Para o oeste

Até há uns dias eu não aceitava muito bem que um filme latino-americano fosse enquadrado na categoria “faroeste”. Tanto o termo quanto a estética me pareciam sempre atrelados essencialmente ao cinema hollywoodiano. Os filmes brasileiros, por outro lado, eu sempre pensei neles como “sertanejos”, no caso daqueles ambientados no sertão, e como “gauchescos”, no caso dos ambientados no sul. Isso desde “Paixão de Gaúcho”, filme de 1957 baseado na obra de José de Alencar, até o recente “Bacurau”.

Mas, ao menos geograficamente, o termo se presta perfeitamente bem. Tanto acima da península de Yucatán quanto abaixo, a ocupação e colonização territorial se deu a partir da costa leste, oriental. Daí que o faroeste (para-o-oeste) é mesmo a caracterização correta do movimento humano proveniente da Europa em toda a América.

Não é um gênero de filmes que me motive muito, mas nestes dias acabei vendo dois de seus mais recentes exemplares: um norte-americano e o outro chileno. O norte-americano, chamado “Horizon – an american saga” foi produzido, escrito, dirigido e estrelado pelo ator Kevin Costner, o mesmo de “Dança com lobos” e do seriado “Yellowstone”. “Los colonos”, a película chilena de Felipe Gálvez Haberle, recebeu em 2023 o Prêmio da Crítica Internacional em Cannes.
::::::::::
Tarefa:
Dê sequência ao texto sobre o faroeste no cinema a partir do ponto em que ele termina. A listagem abaixo provém de uma fonte diferente.

Material de origem:
::::::::::
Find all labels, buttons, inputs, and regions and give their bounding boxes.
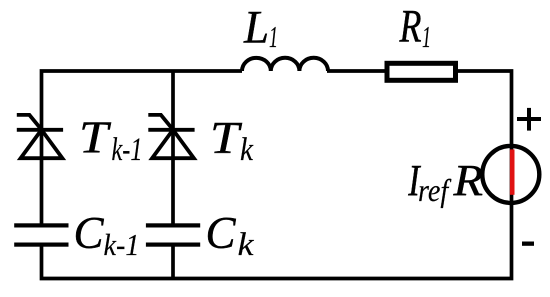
::::::::::
Resultado da tarefa:
Assisti a ambos sem ter lido nada a seu respeito e só o que vi de comum neles foi a exuberância fotográfica das respectivas locações no deserto do Arizona, no caso dos EUA, e na Terra do Fogo no caso do filme chileno. A presença colonial e suas características, embora constando em ambos, são completamente dissonantes. Parecem não tratar do mesmo assunto, embora seja exatamente o mesmo. Nos roteiros, a presença britânica, os povos indígenas e o impacto violento desse encontro várias vezes tinge a tela de vermelho e, outra coincidência até certo ponto previsível, os dois filmes tem posters alternativos nessa cor.

Mas as coincidências param por aí. “Los colonos” narra a conquista final do território mais ao sul do Chile, muito após o final da Guerra de Arauco, conflito extrusivo que durou 300 anos. No filme, é narrada a expansão chilena nos territórios ao sul da cordilheira no começo do séc. XX, muito após a “paz” da independência, de 1818. No sul da Argentina e no Chile, os mapuches ainda hoje disputam cada centímetro de suas reservas. Porém, no filme, que é o que importa aqui, a chegada lá se dá de forma muito violenta e toda a tensão concentrando-se num personagem mestiço que a princípio integra a campanha de conquista para um hacendado que vive muito longe dali.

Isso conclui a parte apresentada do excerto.